**Given passage**
Suppose an election is held for the leadership position in a major political party. Four candidates are running. After the election, the following results are announced:
Candidate A: 160823 votes
Candidate B: 115162 votes
Candidate C: 82028 votes
Candidate D: 46065 votes
Candidate A is declared the winner by a clear margin. However, at that point people notice that the percentages derived from the announced numbers of votes, when rounded to three decimal digits, look suspiciously round:
Candidate A: 39.800 %
Candidate B: 28.500 %
Candidate C: 20.300 %
Candidate D: 11.400 %
All four rounded percentages have zeros in their 2nd and 3rd decimal digits! This makes lots of people suspect that someone came up with the percentages first and used the made-up percentages to deduce the number of votes. What ensues is a fire of speculation about election fraud in social media and the press.
How can one determine the probability of fraud in such a situation? One approach would be to say:
$p(fraud|result) = 1 - p(fair|result)$
where
$p(fair|result) = \frac{p(result|fair)p(fair)}{p(result|fair)p(fair)+p(result|fraud)p(fraud)}$
Then, the priors can be set to reasonable values (e.g. $p(fair)=0.99$), while the conditionals $p(result|fair)$ and $p(result|fraud)$ are more tricky.

**Work to complete**
1. Answer these from the passage on the party election:
(a) How many votes were announced for Candidate B?
(b) What rounded percentage does Candidate D get?
(c) What value is given as an example for the prior p(fair)?
2. Reproduce word for word everything in the passage on the party election from "Suppose an election" down to "and the press.".
3. Resume the passage on the party election from the point where it stops.

**Raw data**

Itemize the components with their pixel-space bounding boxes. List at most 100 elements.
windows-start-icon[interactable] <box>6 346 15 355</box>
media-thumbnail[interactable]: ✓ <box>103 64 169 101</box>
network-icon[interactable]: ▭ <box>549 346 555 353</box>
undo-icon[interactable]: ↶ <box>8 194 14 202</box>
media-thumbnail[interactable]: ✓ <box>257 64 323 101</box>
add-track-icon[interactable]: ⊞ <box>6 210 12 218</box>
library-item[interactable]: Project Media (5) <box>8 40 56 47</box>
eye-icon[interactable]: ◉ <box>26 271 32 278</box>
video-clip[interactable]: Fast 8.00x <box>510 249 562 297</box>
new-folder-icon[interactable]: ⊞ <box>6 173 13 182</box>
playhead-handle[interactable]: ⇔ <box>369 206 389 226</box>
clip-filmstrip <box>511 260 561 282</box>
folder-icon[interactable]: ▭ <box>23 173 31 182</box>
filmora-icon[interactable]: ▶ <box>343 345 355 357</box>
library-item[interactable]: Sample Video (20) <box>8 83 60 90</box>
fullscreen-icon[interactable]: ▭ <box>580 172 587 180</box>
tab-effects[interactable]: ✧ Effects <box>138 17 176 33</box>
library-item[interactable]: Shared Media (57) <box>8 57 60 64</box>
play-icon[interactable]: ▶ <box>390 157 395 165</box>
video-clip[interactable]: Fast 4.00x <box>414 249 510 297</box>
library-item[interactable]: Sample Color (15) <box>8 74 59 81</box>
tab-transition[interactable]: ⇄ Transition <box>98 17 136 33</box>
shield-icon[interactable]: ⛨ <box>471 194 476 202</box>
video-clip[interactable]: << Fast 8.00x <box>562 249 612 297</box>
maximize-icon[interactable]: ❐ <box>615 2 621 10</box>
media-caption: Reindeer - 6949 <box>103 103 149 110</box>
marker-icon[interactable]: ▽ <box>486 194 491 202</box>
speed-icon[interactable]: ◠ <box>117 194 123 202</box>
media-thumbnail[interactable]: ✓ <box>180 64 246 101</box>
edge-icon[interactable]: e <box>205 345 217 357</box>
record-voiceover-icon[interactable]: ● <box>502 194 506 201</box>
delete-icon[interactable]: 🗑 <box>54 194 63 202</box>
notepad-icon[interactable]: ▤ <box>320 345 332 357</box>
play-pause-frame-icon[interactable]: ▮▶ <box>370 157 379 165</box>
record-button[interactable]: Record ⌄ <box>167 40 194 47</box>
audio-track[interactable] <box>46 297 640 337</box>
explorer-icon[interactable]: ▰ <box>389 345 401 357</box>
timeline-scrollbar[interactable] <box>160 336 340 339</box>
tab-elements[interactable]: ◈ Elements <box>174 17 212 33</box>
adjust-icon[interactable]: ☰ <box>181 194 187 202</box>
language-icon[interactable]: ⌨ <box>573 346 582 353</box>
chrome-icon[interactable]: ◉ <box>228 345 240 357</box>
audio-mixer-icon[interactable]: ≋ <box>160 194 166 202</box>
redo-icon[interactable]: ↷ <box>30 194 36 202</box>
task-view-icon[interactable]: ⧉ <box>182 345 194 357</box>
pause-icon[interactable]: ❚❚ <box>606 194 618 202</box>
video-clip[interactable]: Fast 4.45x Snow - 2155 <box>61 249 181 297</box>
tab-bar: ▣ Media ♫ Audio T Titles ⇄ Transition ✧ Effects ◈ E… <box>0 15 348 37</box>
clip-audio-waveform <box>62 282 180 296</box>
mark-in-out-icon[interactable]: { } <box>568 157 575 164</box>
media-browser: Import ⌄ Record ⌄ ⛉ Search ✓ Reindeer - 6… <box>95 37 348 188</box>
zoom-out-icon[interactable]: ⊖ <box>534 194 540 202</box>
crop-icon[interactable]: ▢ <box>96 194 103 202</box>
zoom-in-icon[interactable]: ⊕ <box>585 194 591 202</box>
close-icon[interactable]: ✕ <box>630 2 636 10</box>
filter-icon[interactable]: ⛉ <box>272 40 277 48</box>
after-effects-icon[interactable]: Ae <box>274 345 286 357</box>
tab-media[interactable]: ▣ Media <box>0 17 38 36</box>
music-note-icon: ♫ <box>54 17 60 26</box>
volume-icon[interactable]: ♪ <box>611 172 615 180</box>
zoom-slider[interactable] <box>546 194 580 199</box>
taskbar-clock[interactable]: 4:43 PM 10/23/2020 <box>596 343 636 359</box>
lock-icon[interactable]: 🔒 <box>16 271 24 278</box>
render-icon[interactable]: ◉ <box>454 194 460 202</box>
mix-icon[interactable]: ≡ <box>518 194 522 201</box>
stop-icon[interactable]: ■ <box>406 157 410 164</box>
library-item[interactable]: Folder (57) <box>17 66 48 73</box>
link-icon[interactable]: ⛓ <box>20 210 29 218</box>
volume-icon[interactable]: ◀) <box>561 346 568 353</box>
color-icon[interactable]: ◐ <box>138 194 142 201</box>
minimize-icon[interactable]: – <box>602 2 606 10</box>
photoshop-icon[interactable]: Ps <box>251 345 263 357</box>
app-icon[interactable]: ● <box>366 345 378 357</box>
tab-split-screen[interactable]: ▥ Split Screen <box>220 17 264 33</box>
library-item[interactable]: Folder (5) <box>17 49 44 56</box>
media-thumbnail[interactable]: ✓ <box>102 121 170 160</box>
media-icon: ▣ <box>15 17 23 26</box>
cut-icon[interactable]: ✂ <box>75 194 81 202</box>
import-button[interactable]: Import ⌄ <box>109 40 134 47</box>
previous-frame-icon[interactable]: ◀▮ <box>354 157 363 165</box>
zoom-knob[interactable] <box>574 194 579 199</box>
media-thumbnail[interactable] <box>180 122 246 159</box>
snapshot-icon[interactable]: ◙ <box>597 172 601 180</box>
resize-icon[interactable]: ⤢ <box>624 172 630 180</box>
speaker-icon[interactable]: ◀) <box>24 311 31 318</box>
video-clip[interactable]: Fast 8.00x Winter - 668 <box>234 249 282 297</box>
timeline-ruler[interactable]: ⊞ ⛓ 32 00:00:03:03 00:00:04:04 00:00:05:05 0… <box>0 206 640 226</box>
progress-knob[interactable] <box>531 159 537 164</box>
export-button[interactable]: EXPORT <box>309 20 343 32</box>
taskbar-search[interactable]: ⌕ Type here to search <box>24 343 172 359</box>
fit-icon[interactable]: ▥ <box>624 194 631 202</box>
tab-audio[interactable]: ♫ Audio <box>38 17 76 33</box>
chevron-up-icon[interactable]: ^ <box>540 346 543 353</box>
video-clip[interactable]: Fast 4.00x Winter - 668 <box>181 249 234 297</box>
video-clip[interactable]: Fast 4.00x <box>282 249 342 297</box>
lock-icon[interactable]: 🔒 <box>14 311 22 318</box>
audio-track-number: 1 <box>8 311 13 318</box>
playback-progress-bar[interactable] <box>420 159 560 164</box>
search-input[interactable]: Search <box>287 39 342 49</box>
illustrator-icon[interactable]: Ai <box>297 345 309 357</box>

**Answers to this exercise**
1.
(a) 115162 votes
(b) 11.400 %
(c) 0.99

2.
Suppose an election is held for the leadership position in a major political party. Four candidates are running. After the election, the following results are announced:
Candidate A: 160823 votes
Candidate B: 115162 votes
Candidate C: 82028 votes
Candidate D: 46065 votes
Candidate A is declared the winner by a clear margin. However, at that point people notice that the percentages derived from the announced numbers of votes, when rounded to three decimal digits, look suspiciously round:
Candidate A: 39.800 %
Candidate B: 28.500 %
Candidate C: 20.300 %
Candidate D: 11.400 %
All four rounded percentages have zeros in their 2nd and 3rd decimal digits! This makes lots of people suspect that someone came up with the percentages first and used the made-up percentages to deduce the number of votes. What ensues is a fire of speculation about election fraud in social media and the press.

3.
One could argue that $p(result|fraud) \sim 0.01$ by the token that a fraudster would not consider more than a couple of hundred ways to cheat and that setting the percentages to round values would be the most obvious choice of a naive fraudster (the "inexperienced fraudster" argument). However this is quite hand-wavy.
Estimating $p(result|fair)$ is also problematic. On the one hand, getting four percentages that round so nicely to the third digit looks very suspicious -almost fabricated. On the other hand, the probability of getting percentages that round (in the 2nd & 3rd decimal digit) to 00, 00, 00, 00 is not going to be very different from the probability of getting percentages that round (in 2nd & 3rd digit) to 01, 23, 45, 31, or any other allowed combination, so why single out the former?
How can one formulate the layman intuition that four percentages which round so nicely look suspicious? I thought of using the criterion: Find the probability that the rounded percentages can be generated from a simple rule which repeats the same pattern in their 2nd and 3rd decimal digits. For example, the patterns 00, 00, 00, 00 and 25, 25, 25, 25 are the two simplest possible patterns, and will be grouped together when estimating the probability. The probability of getting one of the patterns in the lowest simplicity class is very low ($<10^{-12}$ by a Monte Carlo estimate). This is not entirely satisfactory, as it maintains the distinction between "suspicious" and "non-suspicious" numbers but hides it behind the idea of "simple" vs "non-simple" patterns.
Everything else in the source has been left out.